#### TEXTABSCHNITT ####
Politica | Migration

Flüchtlingswege: Endstation Brenner

Nicht nur die Tragödie von Lampedusa, auch aktuelle Daten vom Brenner machen deutlich, dass Europa neue Wege im Umgang mit illegalen Flüchtlingen finden muss: Allein seit Juli hat die österreichische Polizei von dort 881 Menschen zurück nach Italien geschickt.

Der Brenner als Unrechtsgrenze: Was die Südtiroler Freiheit am Sonntag einmal mehr mit der Niederlegung einer Dornenkrone deklarierte, erhält vor aktuellen Daten zur illegalen Einwanderung eine neue Symbolik. Denn für rund 1500 Flüchtlinge und Migranten hat sich die Grenze zu Österreich in diesem Jahr bereits als unüberwindbare Hürde zur Festung Europa erwiesen. Wie Quästor Lucio Carluccio dem Alto Adige bestätigte, wurden dort allein seit Juli 881 Menschen von der österreichischen Polizei aufgegriffen und zurück nach Italien geschickt. Männer, Frauen und rund ein Viertel Minderjährige, knapp die Hälfte auf der Flucht aus Syrien, fast alle auf der Suche nach Familienangehörigen oder einer besseren Zukunft im Norden Europas.
#### GEGEBENE ANGABEN ####
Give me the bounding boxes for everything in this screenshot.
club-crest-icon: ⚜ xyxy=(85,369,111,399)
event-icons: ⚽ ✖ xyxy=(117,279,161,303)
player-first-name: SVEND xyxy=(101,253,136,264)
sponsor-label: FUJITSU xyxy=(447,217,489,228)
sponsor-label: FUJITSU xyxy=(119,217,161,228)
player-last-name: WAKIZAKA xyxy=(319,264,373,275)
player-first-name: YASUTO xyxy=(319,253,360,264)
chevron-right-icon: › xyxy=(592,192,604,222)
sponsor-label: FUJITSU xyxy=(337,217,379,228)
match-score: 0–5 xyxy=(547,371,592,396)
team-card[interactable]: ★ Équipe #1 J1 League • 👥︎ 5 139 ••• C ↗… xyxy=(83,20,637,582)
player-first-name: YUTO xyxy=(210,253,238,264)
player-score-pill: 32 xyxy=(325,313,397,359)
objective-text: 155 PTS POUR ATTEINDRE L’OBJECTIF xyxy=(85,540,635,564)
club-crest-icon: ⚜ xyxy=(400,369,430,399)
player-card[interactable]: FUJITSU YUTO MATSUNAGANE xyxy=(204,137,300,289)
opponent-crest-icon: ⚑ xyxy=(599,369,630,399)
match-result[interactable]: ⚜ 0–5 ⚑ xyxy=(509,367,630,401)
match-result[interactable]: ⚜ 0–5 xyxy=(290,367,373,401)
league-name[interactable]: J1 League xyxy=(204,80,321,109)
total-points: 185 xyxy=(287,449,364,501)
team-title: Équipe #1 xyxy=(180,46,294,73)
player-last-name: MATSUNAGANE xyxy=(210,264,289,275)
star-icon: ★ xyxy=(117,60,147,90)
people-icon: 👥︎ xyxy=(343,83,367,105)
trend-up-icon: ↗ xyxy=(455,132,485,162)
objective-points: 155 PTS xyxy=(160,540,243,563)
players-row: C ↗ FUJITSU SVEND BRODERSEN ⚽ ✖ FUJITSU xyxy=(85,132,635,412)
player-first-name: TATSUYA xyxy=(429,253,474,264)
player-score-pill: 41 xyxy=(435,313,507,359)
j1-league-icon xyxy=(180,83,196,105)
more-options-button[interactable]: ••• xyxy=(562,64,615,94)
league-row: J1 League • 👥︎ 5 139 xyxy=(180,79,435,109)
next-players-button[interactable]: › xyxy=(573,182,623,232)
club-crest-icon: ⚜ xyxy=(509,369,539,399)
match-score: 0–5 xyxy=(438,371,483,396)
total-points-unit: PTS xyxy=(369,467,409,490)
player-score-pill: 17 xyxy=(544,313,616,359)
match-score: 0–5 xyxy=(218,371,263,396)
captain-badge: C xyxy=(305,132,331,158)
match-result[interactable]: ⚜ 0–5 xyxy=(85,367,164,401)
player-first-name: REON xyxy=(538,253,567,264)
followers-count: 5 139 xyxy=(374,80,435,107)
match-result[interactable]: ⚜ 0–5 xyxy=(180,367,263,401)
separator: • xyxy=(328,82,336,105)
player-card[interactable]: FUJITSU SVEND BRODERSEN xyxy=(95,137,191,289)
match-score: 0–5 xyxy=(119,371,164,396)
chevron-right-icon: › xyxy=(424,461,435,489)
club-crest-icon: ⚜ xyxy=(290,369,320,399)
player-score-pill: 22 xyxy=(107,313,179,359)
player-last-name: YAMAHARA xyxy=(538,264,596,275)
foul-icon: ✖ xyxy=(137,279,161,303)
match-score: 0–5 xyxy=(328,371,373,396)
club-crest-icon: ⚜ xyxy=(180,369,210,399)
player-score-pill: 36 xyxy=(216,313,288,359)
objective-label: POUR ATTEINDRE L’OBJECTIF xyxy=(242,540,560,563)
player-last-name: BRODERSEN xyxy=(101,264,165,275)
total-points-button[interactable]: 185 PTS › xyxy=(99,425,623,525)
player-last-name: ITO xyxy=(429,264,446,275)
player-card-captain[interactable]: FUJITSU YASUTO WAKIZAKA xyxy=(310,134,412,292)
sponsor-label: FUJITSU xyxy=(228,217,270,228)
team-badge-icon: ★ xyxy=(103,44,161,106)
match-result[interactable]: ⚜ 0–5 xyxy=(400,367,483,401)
####
KURZE AUFGABE 1. Wie viele Menschen hat die österreichische Polizei laut dem Text über die Flüchtlinge am Brenner seit Juli zurück nach Italien geschickt?
KURZE AUFGABE 2. Setze den Text über die Flüchtlinge am Brenner nach seinem letzten Satz fort.

ERGEBNIS 1. 881 Menschen.

ERGEBNIS 2.
Während die Tragödie von Lampedusa einmal mehr das Licht auf das Bossi-Fini-Gesetz wirft, das jegliche Hilfeleistung für Flüchtlinge und Migranten auf dem Meer als „Beihilfe zur illegalen Einwanderung“ ahndet, wie nicht zuletzt die Grünen kritisierten, zeigt sich in den Bergen vor unserer Haustür ein weiterer problematischer Aspekt einer fehlenden europäischen  Einwanderungspolitik. Breite öffentliche Aufmerksamkeit erhielt die zunehmende Abschottung der österreichischen Grenze bereits Ende August, als 25 syrische Flüchtlinge nach Italien zurückverwiesen wurden. Hintergrund dieser Aktionen ist laut dem Verein Volontarius die strengere Gesetzeslage jenseits des Brenners: Demnach dürfen in Österreich im Gegensatz zu Italien auch Frauen, Kinder oder Personen in Gefahr abgeschoben werden;  darüber hinaus könne jedes österreichische Bundesland laut Gesetz nur eine begrenzte Zahl an Flüchtlingen aufnehmen. Klares Ziel dieser Politik, die auch andere Länder wie Deutschland verfolgen: den Strom der Flüchtlinge vom Süden in den Norden Europas zu stoppen.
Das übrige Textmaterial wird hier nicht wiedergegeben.